▸ **WRITTEN TASK**:
Write out the whole listing, matching it exactly.

▸ **SUPPLIED MATERIAL**:
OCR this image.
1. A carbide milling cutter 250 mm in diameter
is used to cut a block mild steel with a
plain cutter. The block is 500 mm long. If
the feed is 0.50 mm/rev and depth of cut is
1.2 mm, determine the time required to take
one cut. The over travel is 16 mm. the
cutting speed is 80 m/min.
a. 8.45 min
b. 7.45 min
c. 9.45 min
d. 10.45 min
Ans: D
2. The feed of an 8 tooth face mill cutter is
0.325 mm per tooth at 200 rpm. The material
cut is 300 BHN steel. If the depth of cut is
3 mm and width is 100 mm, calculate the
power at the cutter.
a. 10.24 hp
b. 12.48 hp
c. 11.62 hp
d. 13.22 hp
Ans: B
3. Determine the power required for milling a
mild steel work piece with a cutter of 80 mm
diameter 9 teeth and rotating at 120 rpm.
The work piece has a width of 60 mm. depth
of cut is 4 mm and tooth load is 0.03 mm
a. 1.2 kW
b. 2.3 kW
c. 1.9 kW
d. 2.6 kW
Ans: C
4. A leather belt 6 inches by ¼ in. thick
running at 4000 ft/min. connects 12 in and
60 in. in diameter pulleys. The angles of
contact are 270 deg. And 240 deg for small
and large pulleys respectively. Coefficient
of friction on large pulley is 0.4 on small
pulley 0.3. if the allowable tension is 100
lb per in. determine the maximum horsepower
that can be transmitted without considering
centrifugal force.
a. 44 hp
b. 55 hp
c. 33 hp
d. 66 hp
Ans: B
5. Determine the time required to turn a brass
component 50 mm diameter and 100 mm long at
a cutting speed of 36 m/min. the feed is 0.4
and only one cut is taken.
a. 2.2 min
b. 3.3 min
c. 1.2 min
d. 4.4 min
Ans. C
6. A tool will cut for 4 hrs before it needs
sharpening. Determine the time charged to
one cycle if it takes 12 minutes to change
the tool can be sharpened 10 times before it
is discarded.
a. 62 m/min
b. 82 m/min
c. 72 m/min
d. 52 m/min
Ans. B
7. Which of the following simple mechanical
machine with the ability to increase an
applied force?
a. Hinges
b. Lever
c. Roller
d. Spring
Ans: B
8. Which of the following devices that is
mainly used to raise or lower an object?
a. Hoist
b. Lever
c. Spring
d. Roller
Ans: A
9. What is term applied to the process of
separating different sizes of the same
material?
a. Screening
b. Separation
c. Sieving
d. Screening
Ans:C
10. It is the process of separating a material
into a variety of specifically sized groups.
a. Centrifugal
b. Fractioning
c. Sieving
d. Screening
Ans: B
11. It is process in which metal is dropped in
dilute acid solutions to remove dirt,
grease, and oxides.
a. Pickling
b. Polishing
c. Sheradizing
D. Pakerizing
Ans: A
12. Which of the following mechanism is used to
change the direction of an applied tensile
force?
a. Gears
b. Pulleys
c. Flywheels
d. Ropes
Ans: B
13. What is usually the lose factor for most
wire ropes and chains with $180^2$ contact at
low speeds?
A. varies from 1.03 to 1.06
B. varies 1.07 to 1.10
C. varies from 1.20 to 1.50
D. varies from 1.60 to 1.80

▸ **RESULT OF THIS EXERCISE**:
OCR this image.
1. A carbide milling cutter 250 mm in diameter
is used to cut a block mild steel with a
plain cutter. The block is 500 mm long. If
the feed is 0.50 mm/rev and depth of cut is
1.2 mm, determine the time required to take
one cut. The over travel is 16 mm. the
cutting speed is 80 m/min.
a. 8.45 min
b. 7.45 min
c. 9.45 min
d. 10.45 min
Ans: D
2. The feed of an 8 tooth face mill cutter is
0.325 mm per tooth at 200 rpm. The material
cut is 300 BHN steel. If the depth of cut is
3 mm and width is 100 mm, calculate the
power at the cutter.
a. 10.24 hp
b. 12.48 hp
c. 11.62 hp
d. 13.22 hp
Ans: B
3. Determine the power required for milling a
mild steel work piece with a cutter of 80 mm
diameter 9 teeth and rotating at 120 rpm.
The work piece has a width of 60 mm. depth
of cut is 4 mm and tooth load is 0.03 mm
a. 1.2 kW
b. 2.3 kW
c. 1.9 kW
d. 2.6 kW
Ans: C
4. A leather belt 6 inches by ¼ in. thick
running at 4000 ft/min. connects 12 in and
60 in. in diameter pulleys. The angles of
contact are 270 deg. And 240 deg for small
and large pulleys respectively. Coefficient
of friction on large pulley is 0.4 on small
pulley 0.3. if the allowable tension is 100
lb per in. determine the maximum horsepower
that can be transmitted without considering
centrifugal force.
a. 44 hp
b. 55 hp
c. 33 hp
d. 66 hp
Ans: B
5. Determine the time required to turn a brass
component 50 mm diameter and 100 mm long at
a cutting speed of 36 m/min. the feed is 0.4
and only one cut is taken.
a. 2.2 min
b. 3.3 min
c. 1.2 min
d. 4.4 min
Ans. C
6. A tool will cut for 4 hrs before it needs
sharpening. Determine the time charged to
one cycle if it takes 12 minutes to change
the tool can be sharpened 10 times before it
is discarded.
a. 62 m/min
b. 82 m/min
c. 72 m/min
d. 52 m/min
Ans. B
7. Which of the following simple mechanical
machine with the ability to increase an
applied force?
a. Hinges
b. Lever
c. Roller
d. Spring
Ans: B
8. Which of the following devices that is
mainly used to raise or lower an object?
a. Hoist
b. Lever
c. Spring
d. Roller
Ans: A
9. What is term applied to the process of
separating different sizes of the same
material?
a. Screening
b. Separation
c. Sieving
d. Screening
Ans:C
10. It is the process of separating a material
into a variety of specifically sized groups.
a. Centrifugal
b. Fractioning
c. Sieving
d. Screening
Ans: B
11. It is process in which metal is dropped in
dilute acid solutions to remove dirt,
grease, and oxides.
a. Pickling
b. Polishing
c. Sheradizing
D. Pakerizing
Ans: A
12. Which of the following mechanism is used to
change the direction of an applied tensile
force?
a. Gears
b. Pulleys
c. Flywheels
d. Ropes
Ans: B
13. What is usually the lose factor for most
wire ropes and chains with $180^2$ contact at
low speeds?
A. varies from 1.03 to 1.06
B. varies 1.07 to 1.10
C. varies from 1.20 to 1.50
D. varies from 1.60 to 1.80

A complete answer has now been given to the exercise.